[Stated task] Copy every record exactly, and keep the pictures out.

Begin Materials provided

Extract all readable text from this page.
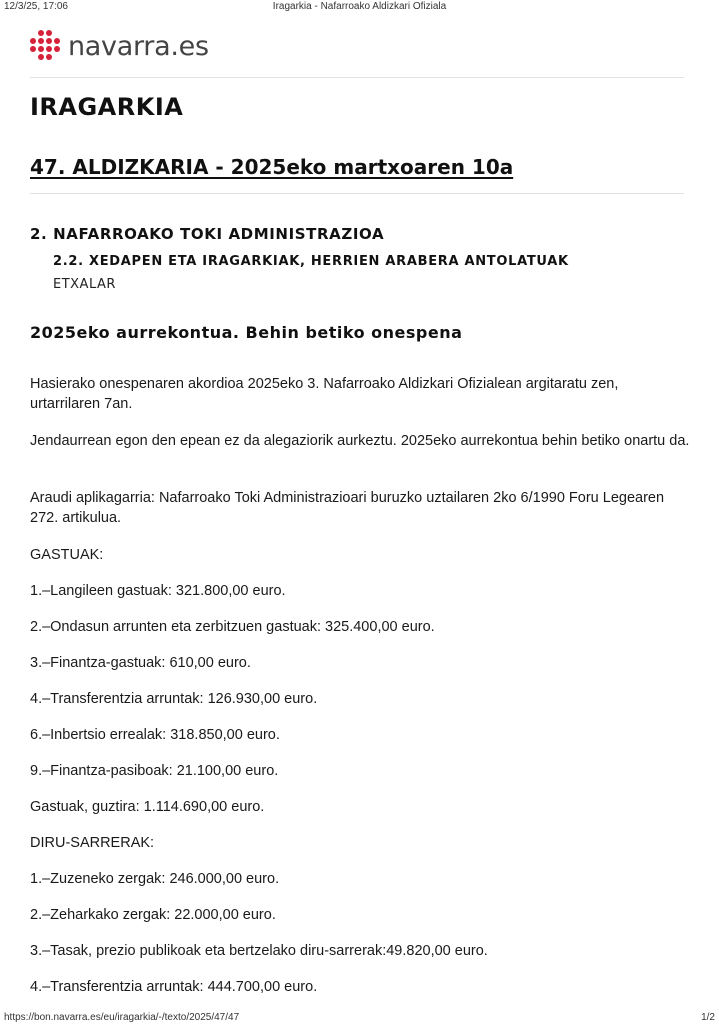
12/3/25, 17:06	Iragarkia - Nafarroako Aldizkari Ofiziala
navarra.es
IRAGARKIA
47. ALDIZKARIA - 2025eko martxoaren 10a
2. NAFARROAKO TOKI ADMINISTRAZIOA
2.2. XEDAPEN ETA IRAGARKIAK, HERRIEN ARABERA ANTOLATUAK
ETXALAR
2025eko aurrekontua. Behin betiko onespena

Hasierako onespenaren akordioa 2025eko 3. Nafarroako Aldizkari Ofizialean argitaratu zen, urtarrilaren 7an.

Jendaurrean egon den epean ez da alegaziorik aurkeztu. 2025eko aurrekontua behin betiko onartu da.

Araudi aplikagarria: Nafarroako Toki Administrazioari buruzko uztailaren 2ko 6/1990 Foru Legearen 272. artikulua.

GASTUAK:

1.–Langileen gastuak: 321.800,00 euro.

2.–Ondasun arrunten eta zerbitzuen gastuak: 325.400,00 euro.

3.–Finantza-gastuak: 610,00 euro.

4.–Transferentzia arruntak: 126.930,00 euro.

6.–Inbertsio errealak: 318.850,00 euro.

9.–Finantza-pasiboak: 21.100,00 euro.

Gastuak, guztira: 1.114.690,00 euro.

DIRU-SARRERAK:

1.–Zuzeneko zergak: 246.000,00 euro.

2.–Zeharkako zergak: 22.000,00 euro.

3.–Tasak, prezio publikoak eta bertzelako diru-sarrerak:49.820,00 euro.

4.–Transferentzia arruntak: 444.700,00 euro.

https://bon.navarra.es/eu/iragarkia/-/texto/2025/47/47	1/2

End Materials provided

[Full response]
Extract all readable text from this page.
12/3/25, 17:06	Iragarkia - Nafarroako Aldizkari Ofiziala
navarra.es
IRAGARKIA
47. ALDIZKARIA - 2025eko martxoaren 10a
2. NAFARROAKO TOKI ADMINISTRAZIOA
2.2. XEDAPEN ETA IRAGARKIAK, HERRIEN ARABERA ANTOLATUAK
ETXALAR
2025eko aurrekontua. Behin betiko onespena

Hasierako onespenaren akordioa 2025eko 3. Nafarroako Aldizkari Ofizialean argitaratu zen, urtarrilaren 7an.

Jendaurrean egon den epean ez da alegaziorik aurkeztu. 2025eko aurrekontua behin betiko onartu da.

Araudi aplikagarria: Nafarroako Toki Administrazioari buruzko uztailaren 2ko 6/1990 Foru Legearen 272. artikulua.

GASTUAK:

1.–Langileen gastuak: 321.800,00 euro.

2.–Ondasun arrunten eta zerbitzuen gastuak: 325.400,00 euro.

3.–Finantza-gastuak: 610,00 euro.

4.–Transferentzia arruntak: 126.930,00 euro.

6.–Inbertsio errealak: 318.850,00 euro.

9.–Finantza-pasiboak: 21.100,00 euro.

Gastuak, guztira: 1.114.690,00 euro.

DIRU-SARRERAK:

1.–Zuzeneko zergak: 246.000,00 euro.

2.–Zeharkako zergak: 22.000,00 euro.

3.–Tasak, prezio publikoak eta bertzelako diru-sarrerak:49.820,00 euro.

4.–Transferentzia arruntak: 444.700,00 euro.

https://bon.navarra.es/eu/iragarkia/-/texto/2025/47/47	1/2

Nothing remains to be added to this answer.